-- start of The data --
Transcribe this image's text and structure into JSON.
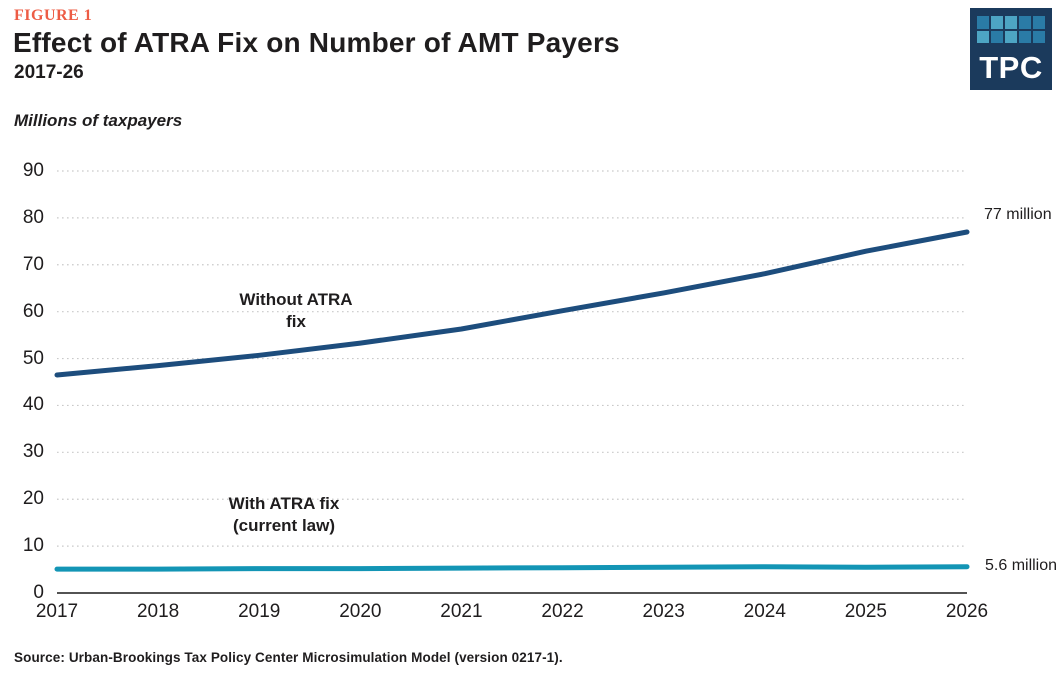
{
  "figure_label": "FIGURE 1",
  "title": "Effect of ATRA Fix on Number of AMT Payers",
  "subtitle": "2017-26",
  "units_label": "Millions of taxpayers",
  "source_note": "Source: Urban-Brookings Tax Policy Center Microsimulation Model (version 0217-1).",
  "logo": {
    "text": "TPC",
    "bg_color": "#1b3a5c",
    "tile_light_color": "#4da5c4",
    "tile_mid_color": "#2a7ba6",
    "tile_pattern": [
      "m",
      "l",
      "l",
      "m",
      "m",
      "l",
      "m",
      "l",
      "m",
      "m"
    ]
  },
  "colors": {
    "figure_label": "#ed5c45",
    "without_line": "#1d4d7d",
    "with_line": "#1395b5",
    "grid": "#c9c9c9",
    "axis": "#1a1a1a",
    "text": "#1f1d1e"
  },
  "annotations": {
    "without_label_line1": "Without ATRA",
    "without_label_line2": "fix",
    "with_label_line1": "With ATRA fix",
    "with_label_line2": "(current law)",
    "without_end_label": "77 million",
    "with_end_label": "5.6 million"
  },
  "chart_data": {
    "type": "line",
    "title": "Effect of ATRA Fix on Number of AMT Payers",
    "subtitle": "2017-26",
    "ylabel": "Millions of taxpayers",
    "x": [
      2017,
      2018,
      2019,
      2020,
      2021,
      2022,
      2023,
      2024,
      2025,
      2026
    ],
    "series": [
      {
        "name": "Without ATRA fix",
        "color_key": "without_line",
        "values": [
          46.5,
          48.5,
          50.7,
          53.3,
          56.3,
          60.2,
          64.0,
          68.1,
          72.9,
          77.0
        ],
        "end_label": "77 million"
      },
      {
        "name": "With ATRA fix (current law)",
        "color_key": "with_line",
        "values": [
          5.1,
          5.1,
          5.2,
          5.2,
          5.3,
          5.4,
          5.5,
          5.6,
          5.5,
          5.6
        ],
        "end_label": "5.6 million"
      }
    ],
    "ylim": [
      0,
      90
    ],
    "yticks": [
      0,
      10,
      20,
      30,
      40,
      50,
      60,
      70,
      80,
      90
    ],
    "grid": "horizontal-dotted",
    "legend_position": "inline-labels"
  }
}
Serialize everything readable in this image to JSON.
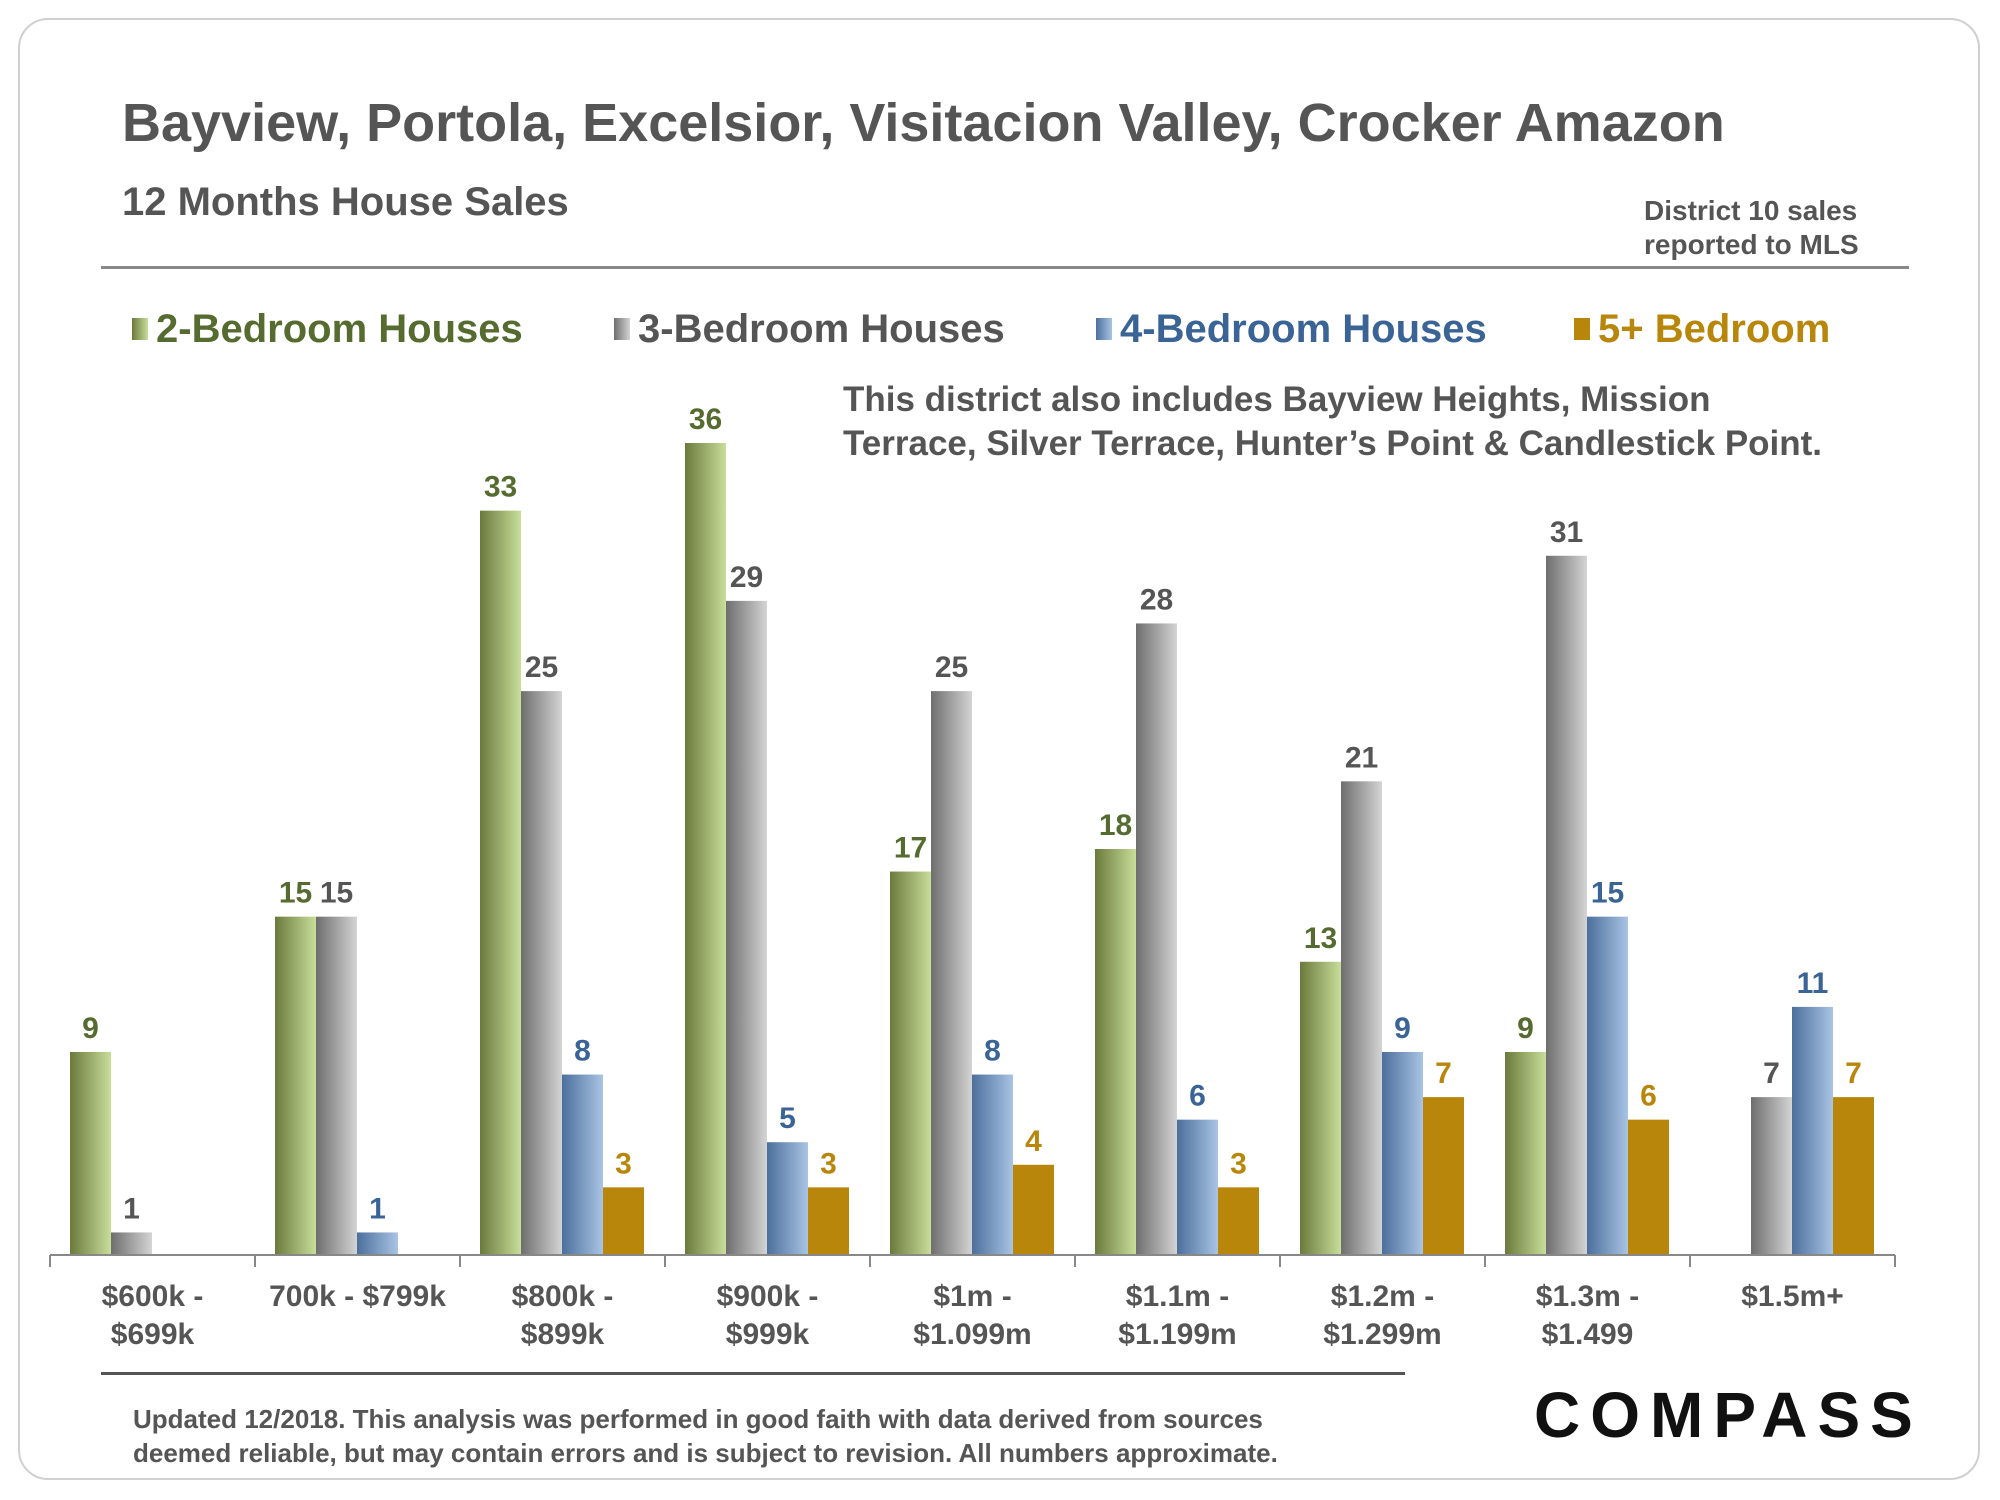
-- end of The data --
:: Your goal ::
Return all lines containing "Effect".

:: Output ::
  "title": "Effect of ATRA Fix on Number of AMT Payers",
    "title": "Effect of ATRA Fix on Number of AMT Payers",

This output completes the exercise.